TASK REQUIREMENTS → Output the entries below exactly as written, omitting pictures.

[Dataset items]
+---+
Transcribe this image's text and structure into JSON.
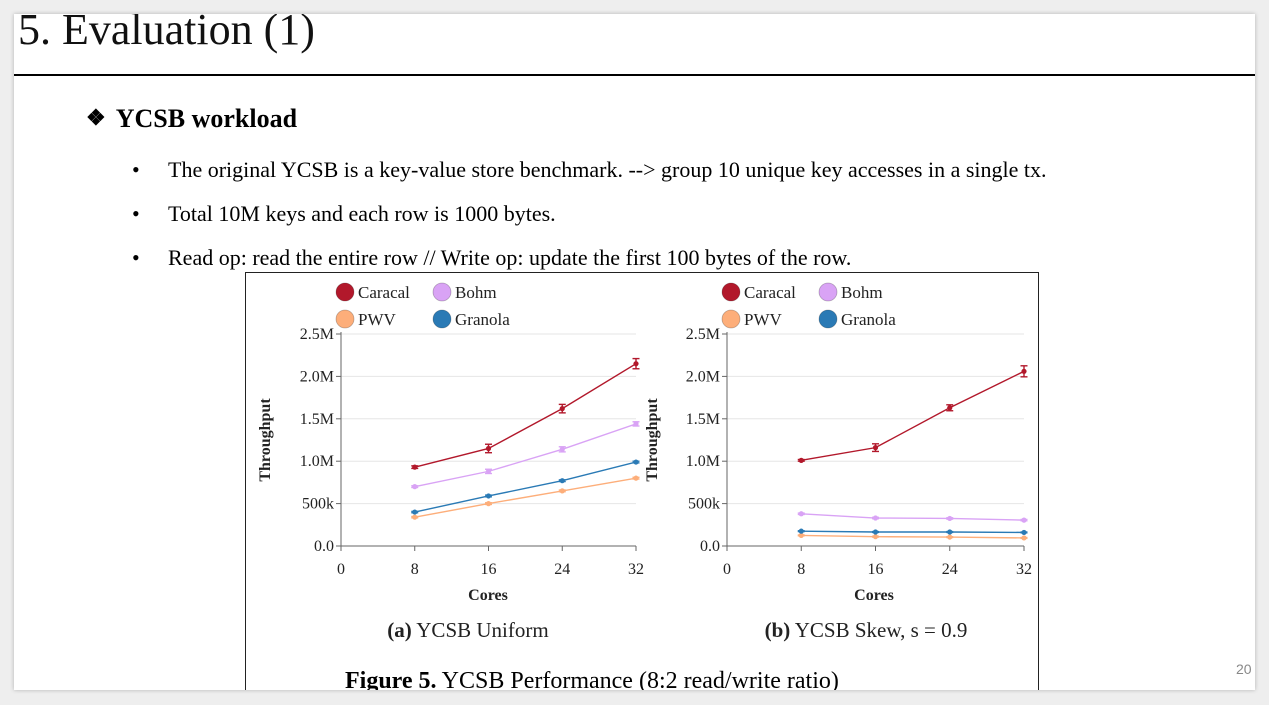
{
  "slide": {
    "title": "5. Evaluation (1)",
    "section": "YCSB workload",
    "section_icon": "diamond-bullet-icon",
    "bullets": [
      "The original YCSB is a key-value store benchmark. --> group 10 unique key accesses in a single tx.",
      "Total 10M keys and each row is 1000 bytes.",
      "Read op: read the entire row // Write op: update the first 100 bytes of the row."
    ],
    "page_number": "20"
  },
  "figure": {
    "caption_label": "Figure 5.",
    "caption_text": " YCSB Performance (8:2 read/write ratio)",
    "colors": {
      "Caracal": "#b2182b",
      "Bohm": "#d9a3f5",
      "PWV": "#fdae7a",
      "Granola": "#2a7ab5"
    }
  },
  "chart_data": [
    {
      "type": "line",
      "subtitle_label": "(a)",
      "subtitle_text": " YCSB Uniform",
      "xlabel": "Cores",
      "ylabel": "Throughput",
      "xlim": [
        0,
        32
      ],
      "ylim": [
        0,
        2500000
      ],
      "xticks": [
        0,
        8,
        16,
        24,
        32
      ],
      "xtick_labels": [
        "0",
        "8",
        "16",
        "24",
        "32"
      ],
      "yticks": [
        0,
        500000,
        1000000,
        1500000,
        2000000,
        2500000
      ],
      "ytick_labels": [
        "0.0",
        "500k",
        "1.0M",
        "1.5M",
        "2.0M",
        "2.5M"
      ],
      "legend": [
        "Caracal",
        "Bohm",
        "PWV",
        "Granola"
      ],
      "x": [
        8,
        16,
        24,
        32
      ],
      "series": [
        {
          "name": "Caracal",
          "values": [
            930000,
            1150000,
            1620000,
            2150000
          ],
          "errors": [
            15000,
            50000,
            50000,
            60000
          ]
        },
        {
          "name": "Bohm",
          "values": [
            700000,
            880000,
            1140000,
            1440000
          ],
          "errors": [
            10000,
            25000,
            30000,
            25000
          ]
        },
        {
          "name": "PWV",
          "values": [
            340000,
            500000,
            650000,
            800000
          ],
          "errors": [
            8000,
            10000,
            10000,
            10000
          ]
        },
        {
          "name": "Granola",
          "values": [
            400000,
            590000,
            770000,
            990000
          ],
          "errors": [
            8000,
            10000,
            10000,
            10000
          ]
        }
      ]
    },
    {
      "type": "line",
      "subtitle_label": "(b)",
      "subtitle_text": " YCSB Skew, s = 0.9",
      "xlabel": "Cores",
      "ylabel": "Throughput",
      "xlim": [
        0,
        32
      ],
      "ylim": [
        0,
        2500000
      ],
      "xticks": [
        0,
        8,
        16,
        24,
        32
      ],
      "xtick_labels": [
        "0",
        "8",
        "16",
        "24",
        "32"
      ],
      "yticks": [
        0,
        500000,
        1000000,
        1500000,
        2000000,
        2500000
      ],
      "ytick_labels": [
        "0.0",
        "500k",
        "1.0M",
        "1.5M",
        "2.0M",
        "2.5M"
      ],
      "legend": [
        "Caracal",
        "Bohm",
        "PWV",
        "Granola"
      ],
      "x": [
        8,
        16,
        24,
        32
      ],
      "series": [
        {
          "name": "Caracal",
          "values": [
            1010000,
            1160000,
            1630000,
            2060000
          ],
          "errors": [
            10000,
            45000,
            35000,
            65000
          ]
        },
        {
          "name": "Bohm",
          "values": [
            380000,
            330000,
            325000,
            305000
          ],
          "errors": [
            8000,
            8000,
            8000,
            8000
          ]
        },
        {
          "name": "PWV",
          "values": [
            125000,
            110000,
            105000,
            95000
          ],
          "errors": [
            5000,
            5000,
            5000,
            5000
          ]
        },
        {
          "name": "Granola",
          "values": [
            175000,
            165000,
            165000,
            160000
          ],
          "errors": [
            5000,
            5000,
            5000,
            5000
          ]
        }
      ]
    }
  ]
}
+---+
ANSWER TO THIS EXERCISE →
Transcribe this image's text and structure into JSON.
{
  "slide": {
    "title": "5. Evaluation (1)",
    "section": "YCSB workload",
    "section_icon": "diamond-bullet-icon",
    "bullets": [
      "The original YCSB is a key-value store benchmark. --> group 10 unique key accesses in a single tx.",
      "Total 10M keys and each row is 1000 bytes.",
      "Read op: read the entire row // Write op: update the first 100 bytes of the row."
    ],
    "page_number": "20"
  },
  "figure": {
    "caption_label": "Figure 5.",
    "caption_text": " YCSB Performance (8:2 read/write ratio)",
    "colors": {
      "Caracal": "#b2182b",
      "Bohm": "#d9a3f5",
      "PWV": "#fdae7a",
      "Granola": "#2a7ab5"
    }
  },
  "chart_data": [
    {
      "type": "line",
      "subtitle_label": "(a)",
      "subtitle_text": " YCSB Uniform",
      "xlabel": "Cores",
      "ylabel": "Throughput",
      "xlim": [
        0,
        32
      ],
      "ylim": [
        0,
        2500000
      ],
      "xticks": [
        0,
        8,
        16,
        24,
        32
      ],
      "xtick_labels": [
        "0",
        "8",
        "16",
        "24",
        "32"
      ],
      "yticks": [
        0,
        500000,
        1000000,
        1500000,
        2000000,
        2500000
      ],
      "ytick_labels": [
        "0.0",
        "500k",
        "1.0M",
        "1.5M",
        "2.0M",
        "2.5M"
      ],
      "legend": [
        "Caracal",
        "Bohm",
        "PWV",
        "Granola"
      ],
      "x": [
        8,
        16,
        24,
        32
      ],
      "series": [
        {
          "name": "Caracal",
          "values": [
            930000,
            1150000,
            1620000,
            2150000
          ],
          "errors": [
            15000,
            50000,
            50000,
            60000
          ]
        },
        {
          "name": "Bohm",
          "values": [
            700000,
            880000,
            1140000,
            1440000
          ],
          "errors": [
            10000,
            25000,
            30000,
            25000
          ]
        },
        {
          "name": "PWV",
          "values": [
            340000,
            500000,
            650000,
            800000
          ],
          "errors": [
            8000,
            10000,
            10000,
            10000
          ]
        },
        {
          "name": "Granola",
          "values": [
            400000,
            590000,
            770000,
            990000
          ],
          "errors": [
            8000,
            10000,
            10000,
            10000
          ]
        }
      ]
    },
    {
      "type": "line",
      "subtitle_label": "(b)",
      "subtitle_text": " YCSB Skew, s = 0.9",
      "xlabel": "Cores",
      "ylabel": "Throughput",
      "xlim": [
        0,
        32
      ],
      "ylim": [
        0,
        2500000
      ],
      "xticks": [
        0,
        8,
        16,
        24,
        32
      ],
      "xtick_labels": [
        "0",
        "8",
        "16",
        "24",
        "32"
      ],
      "yticks": [
        0,
        500000,
        1000000,
        1500000,
        2000000,
        2500000
      ],
      "ytick_labels": [
        "0.0",
        "500k",
        "1.0M",
        "1.5M",
        "2.0M",
        "2.5M"
      ],
      "legend": [
        "Caracal",
        "Bohm",
        "PWV",
        "Granola"
      ],
      "x": [
        8,
        16,
        24,
        32
      ],
      "series": [
        {
          "name": "Caracal",
          "values": [
            1010000,
            1160000,
            1630000,
            2060000
          ],
          "errors": [
            10000,
            45000,
            35000,
            65000
          ]
        },
        {
          "name": "Bohm",
          "values": [
            380000,
            330000,
            325000,
            305000
          ],
          "errors": [
            8000,
            8000,
            8000,
            8000
          ]
        },
        {
          "name": "PWV",
          "values": [
            125000,
            110000,
            105000,
            95000
          ],
          "errors": [
            5000,
            5000,
            5000,
            5000
          ]
        },
        {
          "name": "Granola",
          "values": [
            175000,
            165000,
            165000,
            160000
          ],
          "errors": [
            5000,
            5000,
            5000,
            5000
          ]
        }
      ]
    }
  ]
}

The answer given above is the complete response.